(A run of records)
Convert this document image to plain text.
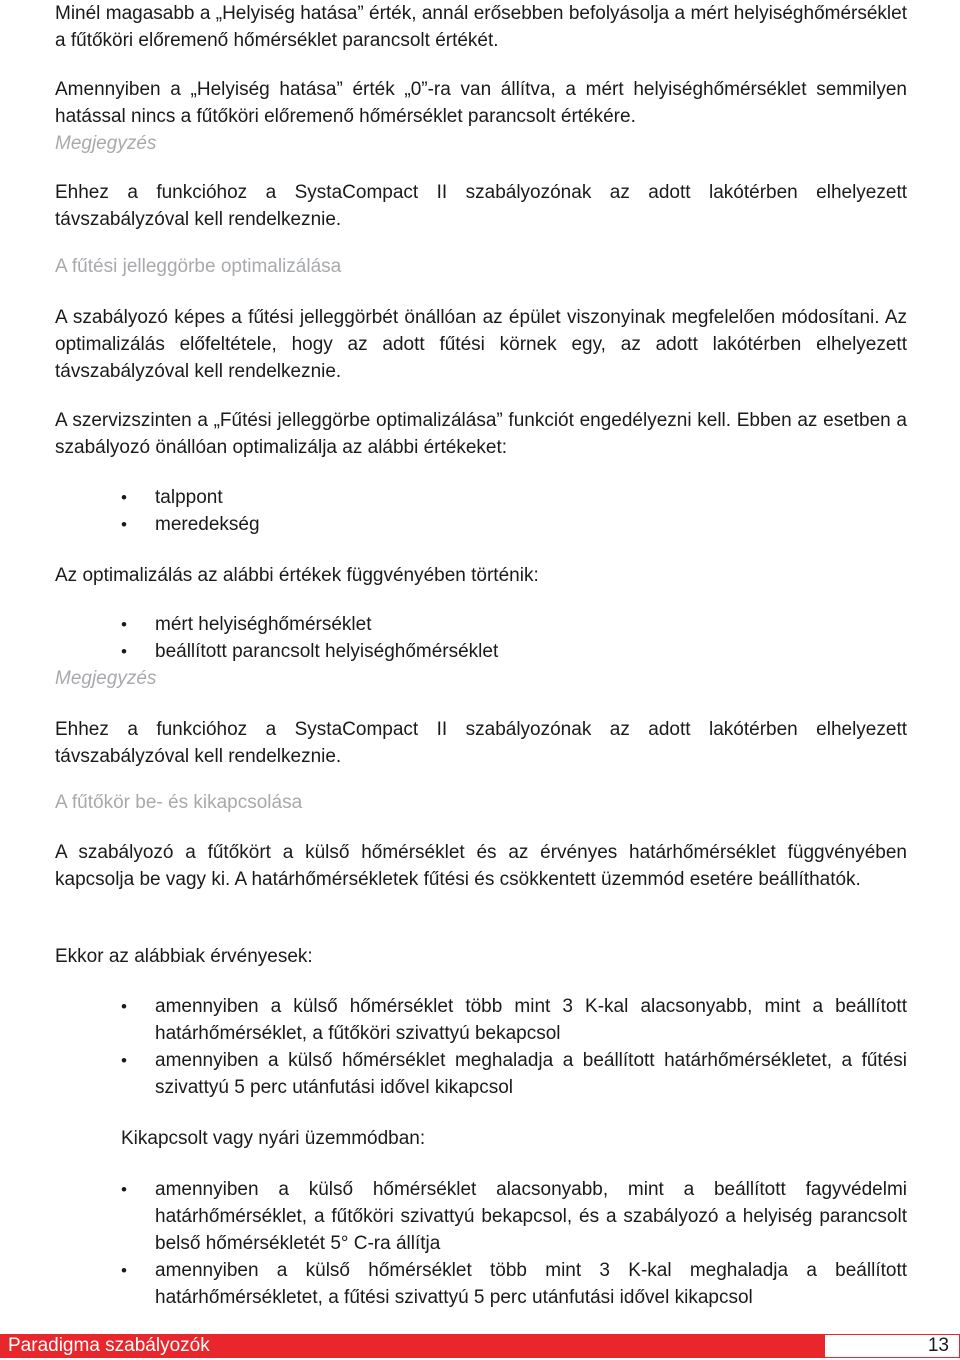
Minél magasabb a „Helyiség hatása” érték, annál erősebben befolyásolja a mért helyiséghőmérséklet a fűtőköri előremenő hőmérséklet parancsolt értékét.

Amennyiben a „Helyiség hatása” érték „0”-ra van állítva, a mért helyiséghőmérséklet semmilyen hatással nincs a fűtőköri előremenő hőmérséklet parancsolt értékére.

Megjegyzés

Ehhez a funkcióhoz a SystaCompact II szabályozónak az adott lakótérben elhelyezett távszabályzóval kell rendelkeznie.

A fűtési jelleggörbe optimalizálása

A szabályozó képes a fűtési jelleggörbét önállóan az épület viszonyinak megfelelően módosítani. Az optimalizálás előfeltétele, hogy az adott fűtési körnek egy, az adott lakótérben elhelyezett távszabályzóval kell rendelkeznie.

A szervizszinten a „Fűtési jelleggörbe optimalizálása” funkciót engedélyezni kell. Ebben az esetben a szabályozó önállóan optimalizálja az alábbi értékeket:

• talppont
• meredekség

Az optimalizálás az alábbi értékek függvényében történik:

• mért helyiséghőmérséklet
• beállított parancsolt helyiséghőmérséklet
Megjegyzés

Ehhez a funkcióhoz a SystaCompact II szabályozónak az adott lakótérben elhelyezett távszabályzóval kell rendelkeznie.

A fűtőkör be- és kikapcsolása

A szabályozó a fűtőkört a külső hőmérséklet és az érvényes határhőmérséklet függvényében kapcsolja be vagy ki. A határhőmérsékletek fűtési és csökkentett üzemmód esetére beállíthatók.

Ekkor az alábbiak érvényesek:

• amennyiben a külső hőmérséklet több mint 3 K-kal alacsonyabb, mint a beállított határhőmérséklet, a fűtőköri szivattyú bekapcsol
• amennyiben a külső hőmérséklet meghaladja a beállított határhőmérsékletet, a fűtési szivattyú 5 perc utánfutási idővel kikapcsol

Kikapcsolt vagy nyári üzemmódban:

• amennyiben a külső hőmérséklet alacsonyabb, mint a beállított fagyvédelmi határhőmérséklet, a fűtőköri szivattyú bekapcsol, és a szabályozó a helyiség parancsolt belső hőmérsékletét 5° C-ra állítja
• amennyiben a külső hőmérséklet több mint 3 K-kal meghaladja a beállított határhőmérsékletet, a fűtési szivattyú 5 perc utánfutási idővel kikapcsol
Paradigma szabályozók	13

EXERCISE BRIEF: Collect each line holding the string "perc".

TASK RESULT:
• amennyiben a külső hőmérséklet meghaladja a beállított határhőmérsékletet, a fűtési szivattyú 5 perc utánfutási idővel kikapcsol
• amennyiben a külső hőmérséklet több mint 3 K-kal meghaladja a beállított határhőmérsékletet, a fűtési szivattyú 5 perc utánfutási idővel kikapcsol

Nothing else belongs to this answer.